[begin Task input]
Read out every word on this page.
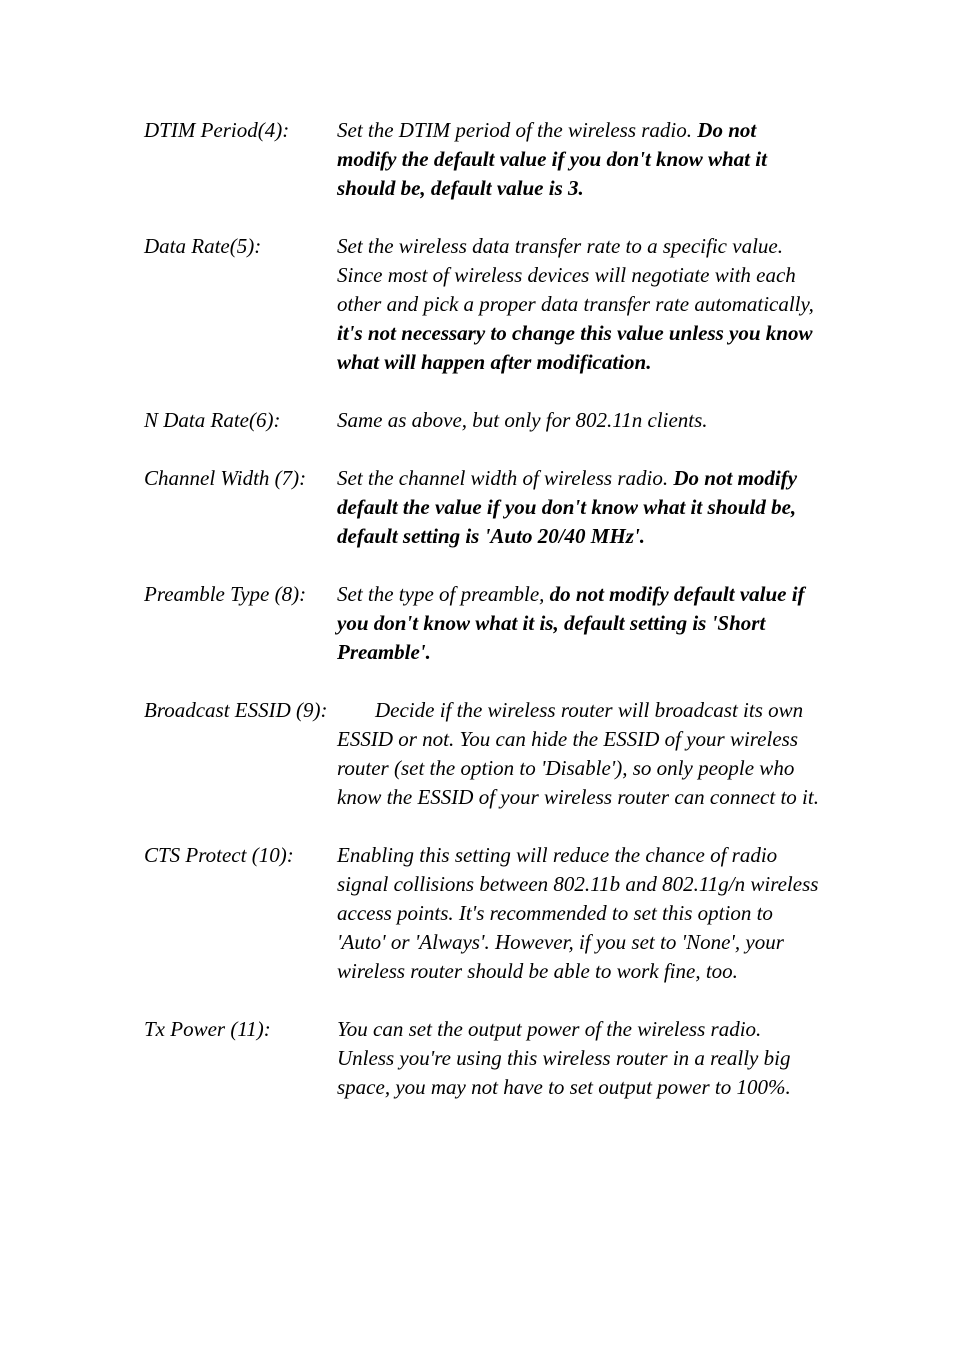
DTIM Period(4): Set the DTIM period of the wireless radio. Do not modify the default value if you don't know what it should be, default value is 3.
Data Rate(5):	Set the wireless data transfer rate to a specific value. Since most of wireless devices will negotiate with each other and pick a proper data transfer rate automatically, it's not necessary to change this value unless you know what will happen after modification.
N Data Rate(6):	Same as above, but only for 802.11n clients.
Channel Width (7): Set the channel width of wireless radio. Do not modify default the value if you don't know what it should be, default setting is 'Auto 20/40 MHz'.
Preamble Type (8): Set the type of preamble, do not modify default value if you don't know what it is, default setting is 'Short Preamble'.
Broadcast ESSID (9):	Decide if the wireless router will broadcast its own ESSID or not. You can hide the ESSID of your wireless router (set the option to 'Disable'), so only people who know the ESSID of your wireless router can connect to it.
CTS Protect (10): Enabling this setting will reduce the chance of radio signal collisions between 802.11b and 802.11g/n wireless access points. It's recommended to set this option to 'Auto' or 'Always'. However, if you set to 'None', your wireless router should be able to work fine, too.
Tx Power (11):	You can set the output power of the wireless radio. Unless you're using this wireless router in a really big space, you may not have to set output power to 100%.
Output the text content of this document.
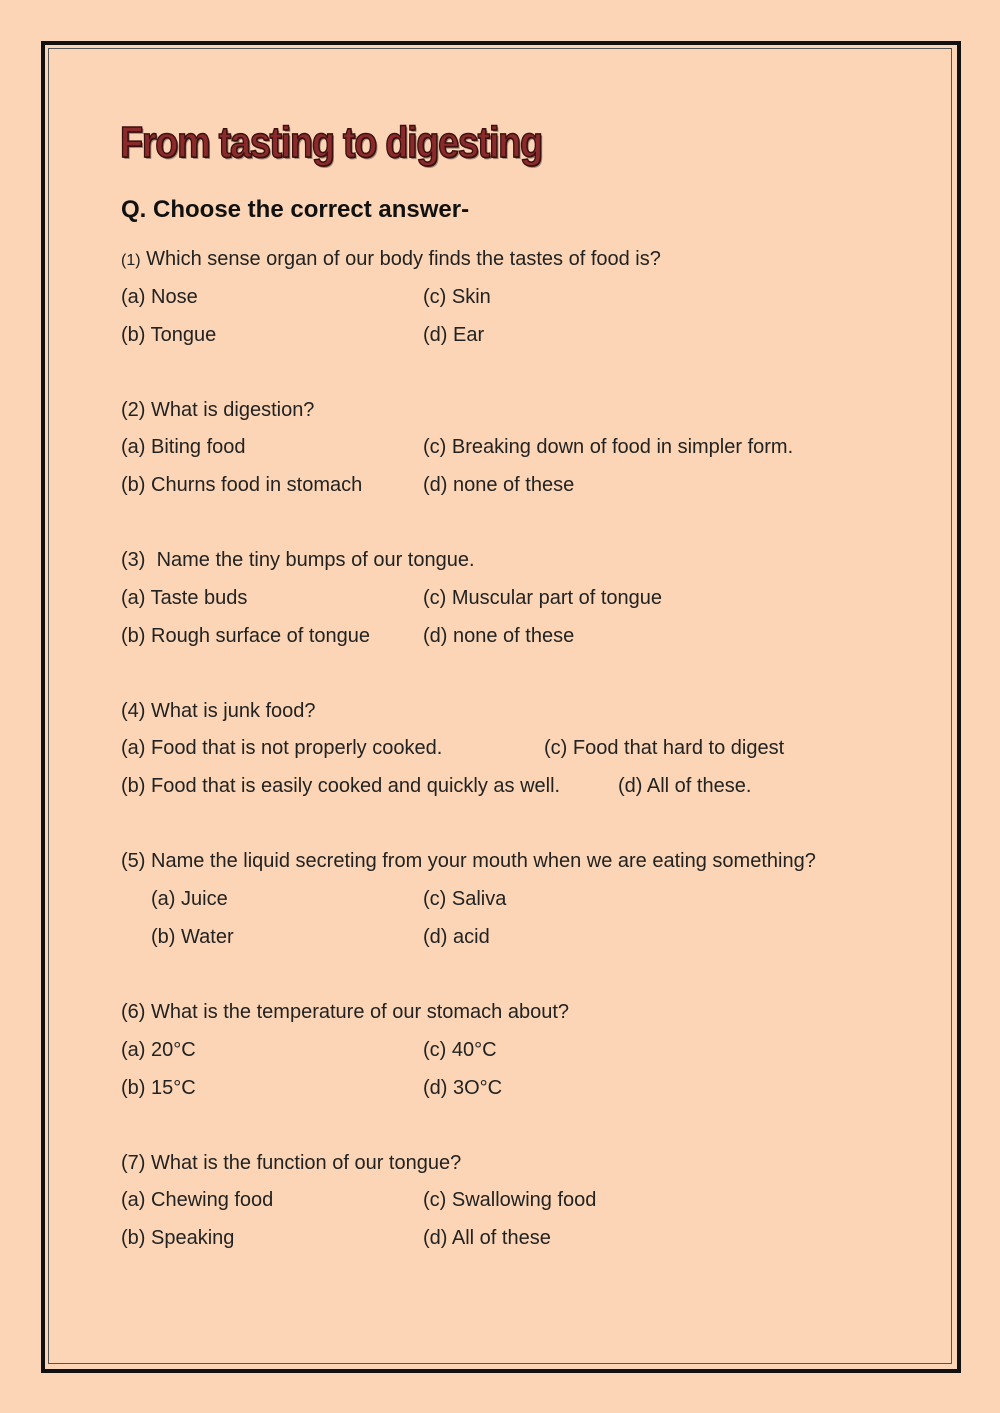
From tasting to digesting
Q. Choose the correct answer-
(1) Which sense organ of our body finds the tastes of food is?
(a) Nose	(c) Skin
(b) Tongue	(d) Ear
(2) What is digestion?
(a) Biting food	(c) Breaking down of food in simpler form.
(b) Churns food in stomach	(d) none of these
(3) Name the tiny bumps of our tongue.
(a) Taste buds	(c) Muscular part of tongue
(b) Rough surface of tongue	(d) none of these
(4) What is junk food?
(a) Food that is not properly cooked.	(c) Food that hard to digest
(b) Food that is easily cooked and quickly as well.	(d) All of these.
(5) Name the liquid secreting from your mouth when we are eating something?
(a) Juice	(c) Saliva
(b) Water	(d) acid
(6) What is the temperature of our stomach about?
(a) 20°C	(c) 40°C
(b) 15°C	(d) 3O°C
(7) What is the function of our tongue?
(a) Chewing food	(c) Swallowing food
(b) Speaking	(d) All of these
[end Task input]
[begin Task input]
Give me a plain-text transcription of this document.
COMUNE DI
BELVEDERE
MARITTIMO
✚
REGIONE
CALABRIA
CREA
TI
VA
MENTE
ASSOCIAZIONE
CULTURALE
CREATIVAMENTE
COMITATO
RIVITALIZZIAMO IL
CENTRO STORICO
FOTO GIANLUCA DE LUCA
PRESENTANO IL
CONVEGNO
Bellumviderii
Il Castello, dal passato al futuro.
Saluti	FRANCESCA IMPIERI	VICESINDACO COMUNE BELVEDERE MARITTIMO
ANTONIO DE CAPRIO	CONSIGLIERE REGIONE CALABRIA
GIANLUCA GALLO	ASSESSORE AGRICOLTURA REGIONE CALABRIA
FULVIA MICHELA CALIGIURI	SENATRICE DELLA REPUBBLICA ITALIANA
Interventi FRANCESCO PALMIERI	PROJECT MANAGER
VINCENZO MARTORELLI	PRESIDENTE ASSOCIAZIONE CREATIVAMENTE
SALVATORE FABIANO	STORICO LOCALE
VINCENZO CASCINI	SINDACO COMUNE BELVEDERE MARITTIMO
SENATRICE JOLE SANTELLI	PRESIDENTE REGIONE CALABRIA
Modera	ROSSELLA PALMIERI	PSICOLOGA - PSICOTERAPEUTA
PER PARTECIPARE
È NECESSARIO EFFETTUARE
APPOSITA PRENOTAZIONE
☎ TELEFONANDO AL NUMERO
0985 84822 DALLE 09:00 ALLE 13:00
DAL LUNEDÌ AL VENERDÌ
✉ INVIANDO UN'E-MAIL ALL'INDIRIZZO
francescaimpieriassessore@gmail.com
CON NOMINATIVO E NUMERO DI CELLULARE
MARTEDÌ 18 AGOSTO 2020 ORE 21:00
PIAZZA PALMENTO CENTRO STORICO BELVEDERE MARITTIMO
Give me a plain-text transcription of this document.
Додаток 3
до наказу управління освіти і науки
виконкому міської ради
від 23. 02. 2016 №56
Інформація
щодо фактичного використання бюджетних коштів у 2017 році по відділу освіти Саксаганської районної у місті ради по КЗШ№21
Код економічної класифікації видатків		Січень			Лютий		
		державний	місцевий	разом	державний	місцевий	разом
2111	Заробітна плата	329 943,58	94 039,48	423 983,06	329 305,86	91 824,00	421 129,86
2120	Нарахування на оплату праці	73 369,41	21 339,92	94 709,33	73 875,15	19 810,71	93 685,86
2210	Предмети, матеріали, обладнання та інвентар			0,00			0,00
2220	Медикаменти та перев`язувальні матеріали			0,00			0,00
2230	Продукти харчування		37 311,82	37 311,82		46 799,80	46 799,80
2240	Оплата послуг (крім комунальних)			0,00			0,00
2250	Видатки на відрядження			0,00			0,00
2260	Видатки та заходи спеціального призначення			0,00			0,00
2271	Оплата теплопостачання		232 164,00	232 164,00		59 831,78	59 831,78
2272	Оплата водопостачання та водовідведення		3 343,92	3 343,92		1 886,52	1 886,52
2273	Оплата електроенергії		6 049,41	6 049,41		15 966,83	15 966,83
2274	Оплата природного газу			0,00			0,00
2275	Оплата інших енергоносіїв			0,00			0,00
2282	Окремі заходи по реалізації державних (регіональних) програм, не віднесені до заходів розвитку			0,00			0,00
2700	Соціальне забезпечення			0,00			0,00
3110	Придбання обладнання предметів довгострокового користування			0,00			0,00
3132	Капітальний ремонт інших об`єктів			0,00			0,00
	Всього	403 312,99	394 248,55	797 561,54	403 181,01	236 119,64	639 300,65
[end Task input]
Problem statement:
Copy each line above that contains the string "stomach".

Solution to this problem:
(b) Churns food in stomach	(d) none of these
(6) What is the temperature of our stomach about?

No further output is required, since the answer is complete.